▸ Exercise details
Your answer should be one number: how many lines of the records hold the string "ylabel".

Records from a data source:
◇ ◇ ◇

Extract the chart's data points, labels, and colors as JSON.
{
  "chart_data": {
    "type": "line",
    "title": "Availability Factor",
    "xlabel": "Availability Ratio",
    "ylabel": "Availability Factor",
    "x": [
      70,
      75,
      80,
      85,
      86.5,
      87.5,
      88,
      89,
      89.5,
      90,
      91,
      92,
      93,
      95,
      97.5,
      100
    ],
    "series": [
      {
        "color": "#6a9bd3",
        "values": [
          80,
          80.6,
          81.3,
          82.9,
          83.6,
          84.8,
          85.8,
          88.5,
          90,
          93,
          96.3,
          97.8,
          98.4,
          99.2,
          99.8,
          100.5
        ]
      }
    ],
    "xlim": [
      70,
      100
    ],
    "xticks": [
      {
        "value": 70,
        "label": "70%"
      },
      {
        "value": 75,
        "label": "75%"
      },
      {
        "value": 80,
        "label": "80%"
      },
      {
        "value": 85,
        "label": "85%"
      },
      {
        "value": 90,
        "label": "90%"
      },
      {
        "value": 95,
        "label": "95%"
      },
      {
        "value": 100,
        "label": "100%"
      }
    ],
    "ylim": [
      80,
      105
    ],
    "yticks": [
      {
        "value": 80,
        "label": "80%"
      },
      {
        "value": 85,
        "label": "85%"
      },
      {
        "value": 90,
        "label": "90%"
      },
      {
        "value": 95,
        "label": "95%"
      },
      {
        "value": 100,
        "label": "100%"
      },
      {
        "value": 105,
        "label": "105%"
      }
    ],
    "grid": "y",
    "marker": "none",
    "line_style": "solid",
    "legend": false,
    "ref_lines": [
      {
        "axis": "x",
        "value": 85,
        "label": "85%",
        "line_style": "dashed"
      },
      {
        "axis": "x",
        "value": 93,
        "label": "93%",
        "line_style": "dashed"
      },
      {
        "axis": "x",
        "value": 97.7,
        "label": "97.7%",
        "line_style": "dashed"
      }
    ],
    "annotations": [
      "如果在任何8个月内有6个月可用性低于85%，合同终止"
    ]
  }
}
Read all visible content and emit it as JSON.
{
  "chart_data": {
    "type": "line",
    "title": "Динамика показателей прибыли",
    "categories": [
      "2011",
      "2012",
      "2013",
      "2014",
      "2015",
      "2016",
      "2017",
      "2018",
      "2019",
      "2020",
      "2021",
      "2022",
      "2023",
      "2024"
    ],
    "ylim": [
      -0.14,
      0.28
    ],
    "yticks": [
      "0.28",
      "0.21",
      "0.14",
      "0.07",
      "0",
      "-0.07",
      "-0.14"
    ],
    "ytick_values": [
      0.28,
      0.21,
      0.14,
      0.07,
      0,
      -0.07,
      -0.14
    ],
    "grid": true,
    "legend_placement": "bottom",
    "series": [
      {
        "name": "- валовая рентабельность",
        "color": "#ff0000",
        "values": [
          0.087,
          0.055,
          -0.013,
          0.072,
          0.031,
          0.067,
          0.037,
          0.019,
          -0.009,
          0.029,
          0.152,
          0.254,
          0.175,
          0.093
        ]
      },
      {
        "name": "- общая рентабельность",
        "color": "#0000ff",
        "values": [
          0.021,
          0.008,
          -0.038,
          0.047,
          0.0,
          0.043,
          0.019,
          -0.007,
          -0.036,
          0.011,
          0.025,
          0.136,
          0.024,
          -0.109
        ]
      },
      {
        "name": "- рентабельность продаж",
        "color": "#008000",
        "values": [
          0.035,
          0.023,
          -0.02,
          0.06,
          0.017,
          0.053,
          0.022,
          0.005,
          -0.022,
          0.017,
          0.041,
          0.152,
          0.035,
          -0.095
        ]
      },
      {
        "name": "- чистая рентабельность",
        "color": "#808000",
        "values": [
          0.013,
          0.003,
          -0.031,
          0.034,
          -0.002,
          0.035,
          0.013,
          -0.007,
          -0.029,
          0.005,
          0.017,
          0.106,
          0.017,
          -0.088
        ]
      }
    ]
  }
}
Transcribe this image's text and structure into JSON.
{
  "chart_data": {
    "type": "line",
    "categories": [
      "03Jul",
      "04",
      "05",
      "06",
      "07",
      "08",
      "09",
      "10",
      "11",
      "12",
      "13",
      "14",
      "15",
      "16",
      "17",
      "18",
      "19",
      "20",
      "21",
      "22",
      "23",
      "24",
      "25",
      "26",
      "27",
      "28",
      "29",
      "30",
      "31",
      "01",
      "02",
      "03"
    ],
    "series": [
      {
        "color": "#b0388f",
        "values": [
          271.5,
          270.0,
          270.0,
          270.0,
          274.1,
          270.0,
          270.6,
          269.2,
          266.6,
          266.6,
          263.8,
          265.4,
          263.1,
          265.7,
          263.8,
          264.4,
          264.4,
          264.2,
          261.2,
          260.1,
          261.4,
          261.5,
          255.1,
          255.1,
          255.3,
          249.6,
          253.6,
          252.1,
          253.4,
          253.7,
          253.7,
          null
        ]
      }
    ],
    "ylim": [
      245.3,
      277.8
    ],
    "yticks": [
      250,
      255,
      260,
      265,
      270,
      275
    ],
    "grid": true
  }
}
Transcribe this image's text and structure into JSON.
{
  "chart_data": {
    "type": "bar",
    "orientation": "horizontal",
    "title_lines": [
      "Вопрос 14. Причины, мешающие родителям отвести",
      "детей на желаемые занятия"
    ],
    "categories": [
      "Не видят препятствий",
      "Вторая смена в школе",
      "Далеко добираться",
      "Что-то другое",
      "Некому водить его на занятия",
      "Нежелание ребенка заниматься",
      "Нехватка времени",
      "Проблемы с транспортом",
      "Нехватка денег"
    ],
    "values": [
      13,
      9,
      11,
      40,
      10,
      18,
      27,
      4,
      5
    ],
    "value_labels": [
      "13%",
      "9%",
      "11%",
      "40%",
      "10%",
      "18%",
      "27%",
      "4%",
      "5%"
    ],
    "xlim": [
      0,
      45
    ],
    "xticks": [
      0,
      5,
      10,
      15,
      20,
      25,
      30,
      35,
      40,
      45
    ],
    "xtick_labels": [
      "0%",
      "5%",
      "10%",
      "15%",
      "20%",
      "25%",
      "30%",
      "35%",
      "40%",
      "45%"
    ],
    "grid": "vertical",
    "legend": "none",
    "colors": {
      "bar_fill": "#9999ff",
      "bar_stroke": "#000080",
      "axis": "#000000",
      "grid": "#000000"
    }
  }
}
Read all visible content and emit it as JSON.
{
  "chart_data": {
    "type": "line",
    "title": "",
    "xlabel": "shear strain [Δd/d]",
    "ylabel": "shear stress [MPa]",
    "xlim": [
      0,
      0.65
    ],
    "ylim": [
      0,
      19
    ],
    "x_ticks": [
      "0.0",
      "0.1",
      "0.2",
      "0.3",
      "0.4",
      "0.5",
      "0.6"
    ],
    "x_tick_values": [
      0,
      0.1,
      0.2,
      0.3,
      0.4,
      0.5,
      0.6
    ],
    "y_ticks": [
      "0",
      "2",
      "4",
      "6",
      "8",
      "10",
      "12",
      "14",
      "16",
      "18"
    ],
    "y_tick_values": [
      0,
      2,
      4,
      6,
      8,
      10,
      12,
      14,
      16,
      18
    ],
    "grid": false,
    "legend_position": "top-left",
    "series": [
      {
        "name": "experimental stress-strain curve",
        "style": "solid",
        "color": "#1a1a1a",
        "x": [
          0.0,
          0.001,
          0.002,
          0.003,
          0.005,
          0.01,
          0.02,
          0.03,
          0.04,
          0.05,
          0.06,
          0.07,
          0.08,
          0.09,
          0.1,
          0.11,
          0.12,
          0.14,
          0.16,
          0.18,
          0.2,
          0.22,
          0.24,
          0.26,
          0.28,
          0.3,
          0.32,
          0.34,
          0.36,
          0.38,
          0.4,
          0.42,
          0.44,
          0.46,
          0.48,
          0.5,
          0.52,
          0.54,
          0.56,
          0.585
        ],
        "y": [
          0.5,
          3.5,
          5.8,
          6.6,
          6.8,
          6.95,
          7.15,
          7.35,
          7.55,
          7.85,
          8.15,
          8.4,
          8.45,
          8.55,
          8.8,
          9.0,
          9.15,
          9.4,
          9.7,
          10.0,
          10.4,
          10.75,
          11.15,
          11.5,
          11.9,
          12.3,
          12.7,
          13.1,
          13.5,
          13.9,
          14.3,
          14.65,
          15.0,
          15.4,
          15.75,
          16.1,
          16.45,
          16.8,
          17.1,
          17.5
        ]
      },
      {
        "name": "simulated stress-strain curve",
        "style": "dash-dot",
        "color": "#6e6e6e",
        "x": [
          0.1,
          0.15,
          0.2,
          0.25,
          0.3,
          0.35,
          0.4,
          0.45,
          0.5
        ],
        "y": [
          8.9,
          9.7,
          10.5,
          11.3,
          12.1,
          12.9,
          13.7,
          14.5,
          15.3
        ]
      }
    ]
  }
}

◇ ◇ ◇

▸ Worked answer
2